___ AVAILABLE DATA ___

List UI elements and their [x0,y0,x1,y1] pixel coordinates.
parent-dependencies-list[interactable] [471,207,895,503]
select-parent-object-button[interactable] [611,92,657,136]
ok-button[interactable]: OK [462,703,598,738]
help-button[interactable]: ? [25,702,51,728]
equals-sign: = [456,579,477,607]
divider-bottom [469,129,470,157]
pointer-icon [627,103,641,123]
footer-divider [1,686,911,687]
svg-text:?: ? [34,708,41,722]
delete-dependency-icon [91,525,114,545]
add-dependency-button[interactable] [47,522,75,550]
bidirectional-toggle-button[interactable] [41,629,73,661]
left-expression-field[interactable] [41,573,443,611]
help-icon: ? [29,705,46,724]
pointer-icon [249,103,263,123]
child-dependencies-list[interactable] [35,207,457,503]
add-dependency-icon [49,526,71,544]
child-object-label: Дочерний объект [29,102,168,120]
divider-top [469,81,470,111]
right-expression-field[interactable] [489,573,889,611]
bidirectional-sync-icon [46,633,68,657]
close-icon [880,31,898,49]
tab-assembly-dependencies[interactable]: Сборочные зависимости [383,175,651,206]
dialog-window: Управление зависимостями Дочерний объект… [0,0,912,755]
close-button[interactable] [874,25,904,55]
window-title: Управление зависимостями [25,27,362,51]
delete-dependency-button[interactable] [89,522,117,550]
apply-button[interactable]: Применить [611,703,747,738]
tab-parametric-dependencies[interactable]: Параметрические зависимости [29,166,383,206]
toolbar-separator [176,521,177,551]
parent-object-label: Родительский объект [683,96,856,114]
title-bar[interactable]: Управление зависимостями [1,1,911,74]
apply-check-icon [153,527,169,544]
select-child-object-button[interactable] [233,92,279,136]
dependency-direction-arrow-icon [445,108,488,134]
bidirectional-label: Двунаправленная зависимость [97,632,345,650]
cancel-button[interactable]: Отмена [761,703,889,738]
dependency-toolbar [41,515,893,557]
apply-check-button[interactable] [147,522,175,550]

___

- _EXERCISE INSTRUCTIONS_
Reproduce the data word for word, beginning with its first line and continuing through the line that contains "apply-button[interactable]: Применить [611,703,747,738]", with both of those lines included.

- _THE OUTPUT_
List UI elements and their [x0,y0,x1,y1] pixel coordinates.
parent-dependencies-list[interactable] [471,207,895,503]
select-parent-object-button[interactable] [611,92,657,136]
ok-button[interactable]: OK [462,703,598,738]
help-button[interactable]: ? [25,702,51,728]
equals-sign: = [456,579,477,607]
divider-bottom [469,129,470,157]
pointer-icon [627,103,641,123]
footer-divider [1,686,911,687]
svg-text:?: ? [34,708,41,722]
delete-dependency-icon [91,525,114,545]
add-dependency-button[interactable] [47,522,75,550]
bidirectional-toggle-button[interactable] [41,629,73,661]
left-expression-field[interactable] [41,573,443,611]
help-icon: ? [29,705,46,724]
pointer-icon [249,103,263,123]
child-dependencies-list[interactable] [35,207,457,503]
add-dependency-icon [49,526,71,544]
child-object-label: Дочерний объект [29,102,168,120]
divider-top [469,81,470,111]
right-expression-field[interactable] [489,573,889,611]
bidirectional-sync-icon [46,633,68,657]
close-icon [880,31,898,49]
tab-assembly-dependencies[interactable]: Сборочные зависимости [383,175,651,206]
dialog-window: Управление зависимостями Дочерний объект… [0,0,912,755]
close-button[interactable] [874,25,904,55]
window-title: Управление зависимостями [25,27,362,51]
delete-dependency-button[interactable] [89,522,117,550]
apply-button[interactable]: Применить [611,703,747,738]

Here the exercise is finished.